Dataset extract —
● ● ●
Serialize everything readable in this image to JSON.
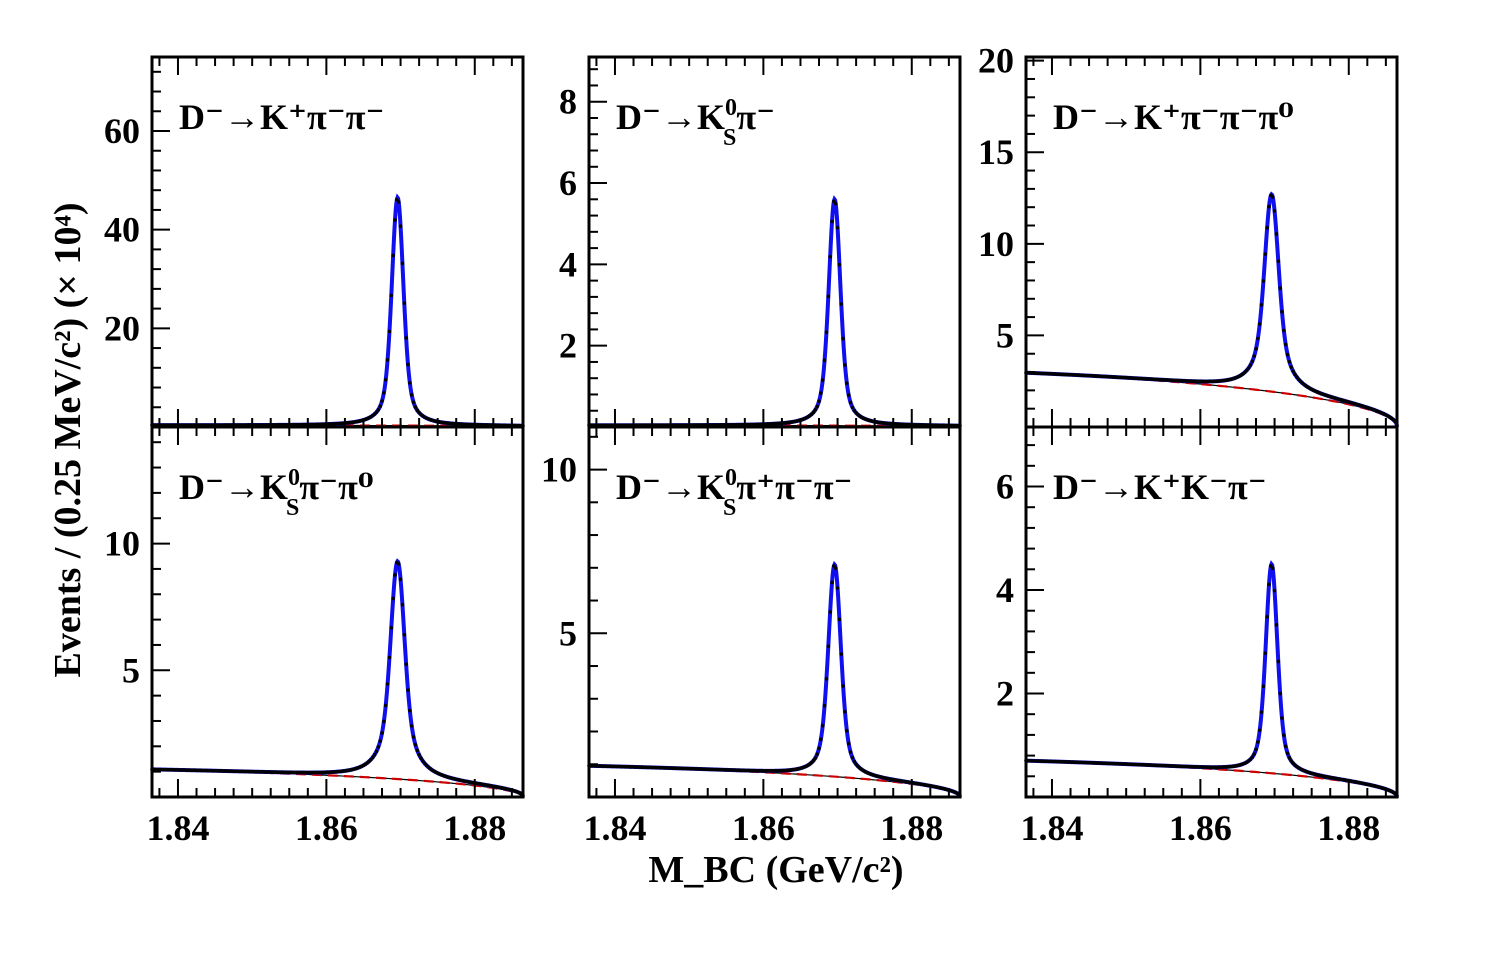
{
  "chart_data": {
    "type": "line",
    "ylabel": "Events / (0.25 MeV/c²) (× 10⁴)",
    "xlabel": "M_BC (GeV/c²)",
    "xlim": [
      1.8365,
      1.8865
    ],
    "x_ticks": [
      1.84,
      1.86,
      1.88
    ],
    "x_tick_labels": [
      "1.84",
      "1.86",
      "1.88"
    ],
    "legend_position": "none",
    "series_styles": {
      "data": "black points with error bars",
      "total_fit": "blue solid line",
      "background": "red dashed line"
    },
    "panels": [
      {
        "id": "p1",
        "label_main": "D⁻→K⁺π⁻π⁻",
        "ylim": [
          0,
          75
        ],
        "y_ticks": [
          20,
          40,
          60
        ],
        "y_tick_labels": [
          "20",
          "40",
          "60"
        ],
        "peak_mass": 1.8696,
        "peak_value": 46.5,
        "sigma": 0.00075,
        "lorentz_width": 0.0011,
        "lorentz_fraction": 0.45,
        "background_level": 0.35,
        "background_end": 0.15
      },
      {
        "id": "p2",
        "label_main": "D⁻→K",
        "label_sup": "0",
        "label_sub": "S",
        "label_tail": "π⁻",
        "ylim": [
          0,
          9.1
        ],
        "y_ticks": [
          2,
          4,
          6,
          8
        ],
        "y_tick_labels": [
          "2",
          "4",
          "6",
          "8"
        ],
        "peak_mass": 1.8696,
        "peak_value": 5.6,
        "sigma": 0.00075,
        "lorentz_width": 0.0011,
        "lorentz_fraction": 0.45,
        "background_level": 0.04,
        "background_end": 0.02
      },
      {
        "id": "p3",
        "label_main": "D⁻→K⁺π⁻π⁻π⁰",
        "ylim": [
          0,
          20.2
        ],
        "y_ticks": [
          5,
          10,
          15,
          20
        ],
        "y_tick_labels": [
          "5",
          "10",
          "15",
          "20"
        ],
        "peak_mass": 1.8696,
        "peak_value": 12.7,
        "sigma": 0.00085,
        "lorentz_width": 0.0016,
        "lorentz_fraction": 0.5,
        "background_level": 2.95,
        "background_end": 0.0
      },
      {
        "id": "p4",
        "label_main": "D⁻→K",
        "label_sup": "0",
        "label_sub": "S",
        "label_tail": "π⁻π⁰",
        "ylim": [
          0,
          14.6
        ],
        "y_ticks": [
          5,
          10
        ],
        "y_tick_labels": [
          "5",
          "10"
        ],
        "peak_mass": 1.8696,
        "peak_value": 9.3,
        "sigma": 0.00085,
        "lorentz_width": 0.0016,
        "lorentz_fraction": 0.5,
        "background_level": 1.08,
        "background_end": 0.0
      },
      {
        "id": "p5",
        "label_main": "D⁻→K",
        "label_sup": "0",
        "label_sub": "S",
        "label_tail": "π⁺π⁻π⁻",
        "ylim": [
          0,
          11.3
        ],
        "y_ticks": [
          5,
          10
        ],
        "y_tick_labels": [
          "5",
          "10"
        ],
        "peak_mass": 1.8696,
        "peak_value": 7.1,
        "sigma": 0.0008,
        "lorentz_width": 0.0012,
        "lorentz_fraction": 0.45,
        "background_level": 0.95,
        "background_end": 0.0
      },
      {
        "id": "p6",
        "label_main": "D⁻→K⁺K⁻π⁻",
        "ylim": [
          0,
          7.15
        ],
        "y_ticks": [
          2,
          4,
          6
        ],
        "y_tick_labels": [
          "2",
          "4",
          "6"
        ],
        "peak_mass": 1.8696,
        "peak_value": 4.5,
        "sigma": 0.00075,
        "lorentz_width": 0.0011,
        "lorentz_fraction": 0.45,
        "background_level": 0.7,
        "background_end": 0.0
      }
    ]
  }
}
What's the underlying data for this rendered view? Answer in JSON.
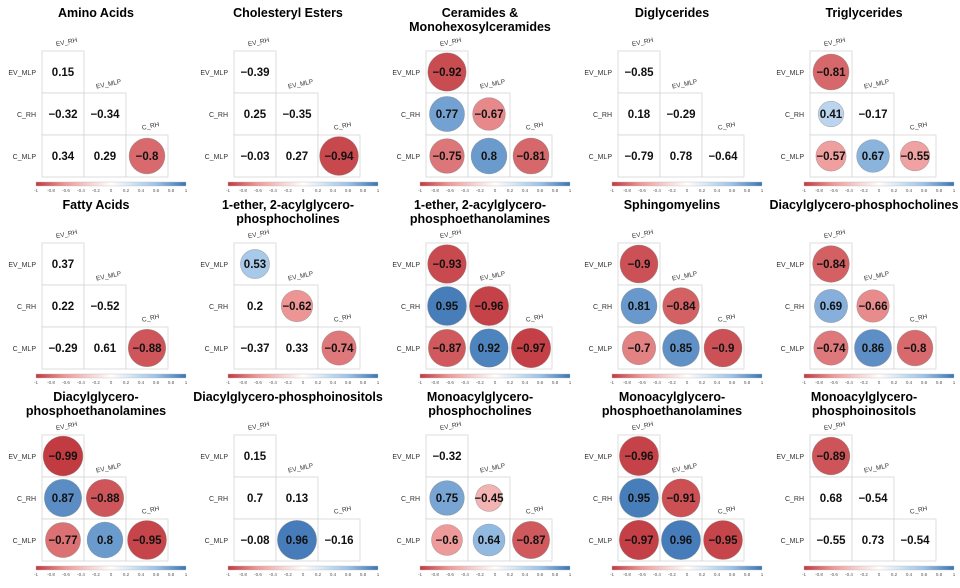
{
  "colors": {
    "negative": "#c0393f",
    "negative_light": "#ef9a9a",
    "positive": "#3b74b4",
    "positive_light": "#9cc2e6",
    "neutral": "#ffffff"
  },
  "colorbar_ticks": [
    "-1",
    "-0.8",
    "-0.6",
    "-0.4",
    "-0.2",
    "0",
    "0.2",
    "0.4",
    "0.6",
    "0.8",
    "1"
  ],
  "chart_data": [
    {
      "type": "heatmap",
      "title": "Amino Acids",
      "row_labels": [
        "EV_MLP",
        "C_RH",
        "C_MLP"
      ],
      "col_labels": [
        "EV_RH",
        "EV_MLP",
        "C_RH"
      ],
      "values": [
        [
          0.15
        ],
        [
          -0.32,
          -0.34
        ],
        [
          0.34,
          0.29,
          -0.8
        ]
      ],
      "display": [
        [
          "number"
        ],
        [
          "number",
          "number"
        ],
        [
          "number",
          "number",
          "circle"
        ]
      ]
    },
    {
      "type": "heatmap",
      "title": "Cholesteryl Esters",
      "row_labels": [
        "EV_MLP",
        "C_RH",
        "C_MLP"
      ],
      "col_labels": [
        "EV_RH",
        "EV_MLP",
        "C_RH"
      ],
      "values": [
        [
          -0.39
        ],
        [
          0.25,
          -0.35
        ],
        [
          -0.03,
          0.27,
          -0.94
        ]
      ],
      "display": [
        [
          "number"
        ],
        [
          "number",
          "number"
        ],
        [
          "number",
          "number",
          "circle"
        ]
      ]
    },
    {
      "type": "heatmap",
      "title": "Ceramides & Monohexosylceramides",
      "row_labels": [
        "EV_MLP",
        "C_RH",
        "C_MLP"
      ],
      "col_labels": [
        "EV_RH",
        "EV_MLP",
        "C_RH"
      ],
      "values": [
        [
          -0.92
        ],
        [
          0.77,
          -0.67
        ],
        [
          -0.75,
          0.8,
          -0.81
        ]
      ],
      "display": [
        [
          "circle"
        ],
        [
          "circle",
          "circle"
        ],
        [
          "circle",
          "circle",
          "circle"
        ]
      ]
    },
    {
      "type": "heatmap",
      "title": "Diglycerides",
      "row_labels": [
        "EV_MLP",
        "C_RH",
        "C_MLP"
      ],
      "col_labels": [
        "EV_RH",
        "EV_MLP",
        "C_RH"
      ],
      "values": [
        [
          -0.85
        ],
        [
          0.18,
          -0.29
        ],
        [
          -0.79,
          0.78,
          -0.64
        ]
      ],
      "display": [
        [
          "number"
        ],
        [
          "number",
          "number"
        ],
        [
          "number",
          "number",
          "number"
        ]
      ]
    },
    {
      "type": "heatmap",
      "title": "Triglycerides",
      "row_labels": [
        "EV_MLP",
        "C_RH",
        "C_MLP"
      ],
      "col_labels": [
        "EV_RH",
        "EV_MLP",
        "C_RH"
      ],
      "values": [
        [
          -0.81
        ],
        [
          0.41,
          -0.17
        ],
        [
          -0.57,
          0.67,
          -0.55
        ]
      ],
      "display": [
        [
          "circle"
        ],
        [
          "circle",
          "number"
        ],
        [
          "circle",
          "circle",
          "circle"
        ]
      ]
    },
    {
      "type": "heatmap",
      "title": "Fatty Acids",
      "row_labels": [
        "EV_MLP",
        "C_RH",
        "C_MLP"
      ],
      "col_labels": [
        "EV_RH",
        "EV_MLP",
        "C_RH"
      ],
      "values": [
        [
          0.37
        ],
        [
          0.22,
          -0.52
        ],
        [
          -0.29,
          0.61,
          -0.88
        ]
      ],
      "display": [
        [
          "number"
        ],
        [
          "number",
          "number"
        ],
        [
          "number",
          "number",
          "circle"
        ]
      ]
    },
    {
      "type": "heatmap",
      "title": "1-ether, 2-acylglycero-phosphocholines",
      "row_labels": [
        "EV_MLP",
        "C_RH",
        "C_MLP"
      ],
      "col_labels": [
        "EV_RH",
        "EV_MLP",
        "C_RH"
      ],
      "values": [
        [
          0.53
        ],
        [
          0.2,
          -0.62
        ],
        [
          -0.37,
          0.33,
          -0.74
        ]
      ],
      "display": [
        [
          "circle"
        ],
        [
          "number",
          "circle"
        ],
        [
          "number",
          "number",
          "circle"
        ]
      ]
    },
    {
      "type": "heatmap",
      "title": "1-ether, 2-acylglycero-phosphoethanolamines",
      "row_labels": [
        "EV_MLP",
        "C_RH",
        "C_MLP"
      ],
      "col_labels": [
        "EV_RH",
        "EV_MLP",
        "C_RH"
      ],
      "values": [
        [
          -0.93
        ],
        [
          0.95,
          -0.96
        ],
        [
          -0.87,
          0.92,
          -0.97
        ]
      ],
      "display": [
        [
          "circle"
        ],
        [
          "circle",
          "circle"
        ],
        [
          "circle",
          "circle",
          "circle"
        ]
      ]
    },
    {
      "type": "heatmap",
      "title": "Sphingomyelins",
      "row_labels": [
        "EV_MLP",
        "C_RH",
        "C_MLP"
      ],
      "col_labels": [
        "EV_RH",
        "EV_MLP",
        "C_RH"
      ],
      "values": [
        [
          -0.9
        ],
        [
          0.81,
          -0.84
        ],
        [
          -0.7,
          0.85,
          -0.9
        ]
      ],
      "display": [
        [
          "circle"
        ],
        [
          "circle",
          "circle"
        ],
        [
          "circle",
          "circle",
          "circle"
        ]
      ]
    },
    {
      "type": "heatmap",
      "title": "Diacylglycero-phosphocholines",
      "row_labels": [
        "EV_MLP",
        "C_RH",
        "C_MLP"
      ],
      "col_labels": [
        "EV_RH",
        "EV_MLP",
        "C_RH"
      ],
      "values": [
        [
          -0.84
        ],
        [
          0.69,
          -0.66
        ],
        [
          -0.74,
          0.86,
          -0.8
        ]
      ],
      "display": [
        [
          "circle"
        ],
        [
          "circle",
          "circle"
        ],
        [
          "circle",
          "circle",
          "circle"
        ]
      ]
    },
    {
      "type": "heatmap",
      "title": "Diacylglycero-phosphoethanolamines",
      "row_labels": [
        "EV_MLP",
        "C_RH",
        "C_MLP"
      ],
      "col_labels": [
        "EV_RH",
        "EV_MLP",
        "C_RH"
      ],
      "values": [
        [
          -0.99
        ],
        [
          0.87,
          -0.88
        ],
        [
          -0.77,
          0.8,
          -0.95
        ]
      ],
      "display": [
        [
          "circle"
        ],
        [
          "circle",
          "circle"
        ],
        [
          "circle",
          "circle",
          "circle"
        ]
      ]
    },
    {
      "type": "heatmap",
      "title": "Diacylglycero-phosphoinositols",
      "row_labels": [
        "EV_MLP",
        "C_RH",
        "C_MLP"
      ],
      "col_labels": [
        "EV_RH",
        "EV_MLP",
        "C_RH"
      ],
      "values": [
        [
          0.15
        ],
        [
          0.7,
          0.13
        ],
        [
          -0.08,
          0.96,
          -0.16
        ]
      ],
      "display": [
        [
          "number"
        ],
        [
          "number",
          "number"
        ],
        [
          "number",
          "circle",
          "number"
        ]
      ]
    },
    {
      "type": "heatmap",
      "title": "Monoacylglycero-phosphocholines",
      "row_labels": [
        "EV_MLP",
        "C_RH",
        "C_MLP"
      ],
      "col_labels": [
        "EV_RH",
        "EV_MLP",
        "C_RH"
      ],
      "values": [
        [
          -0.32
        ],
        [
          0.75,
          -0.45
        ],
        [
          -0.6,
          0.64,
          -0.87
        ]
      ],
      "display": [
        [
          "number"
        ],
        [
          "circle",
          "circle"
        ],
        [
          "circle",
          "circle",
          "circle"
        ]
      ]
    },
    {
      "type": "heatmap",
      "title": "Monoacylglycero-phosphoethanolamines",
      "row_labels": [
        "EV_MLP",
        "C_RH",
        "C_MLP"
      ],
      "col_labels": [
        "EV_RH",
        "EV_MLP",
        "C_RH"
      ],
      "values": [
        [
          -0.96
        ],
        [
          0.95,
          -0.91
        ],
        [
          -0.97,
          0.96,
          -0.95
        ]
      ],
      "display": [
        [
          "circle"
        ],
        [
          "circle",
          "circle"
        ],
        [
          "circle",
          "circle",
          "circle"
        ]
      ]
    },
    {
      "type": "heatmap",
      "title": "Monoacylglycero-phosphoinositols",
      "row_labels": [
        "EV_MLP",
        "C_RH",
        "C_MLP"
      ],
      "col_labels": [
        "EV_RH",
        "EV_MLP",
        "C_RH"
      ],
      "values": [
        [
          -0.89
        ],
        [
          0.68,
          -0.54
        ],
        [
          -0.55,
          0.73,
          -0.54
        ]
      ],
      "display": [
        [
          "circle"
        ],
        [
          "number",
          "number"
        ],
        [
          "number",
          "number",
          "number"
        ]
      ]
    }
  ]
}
● ● ●
Problem description —
Isolate the lines above that contain the word "this" and copy them.

Result of the exercise —
Serialize everything readable in this image to JSON.
What's the underlying data for this rendered view? Answer in JSON.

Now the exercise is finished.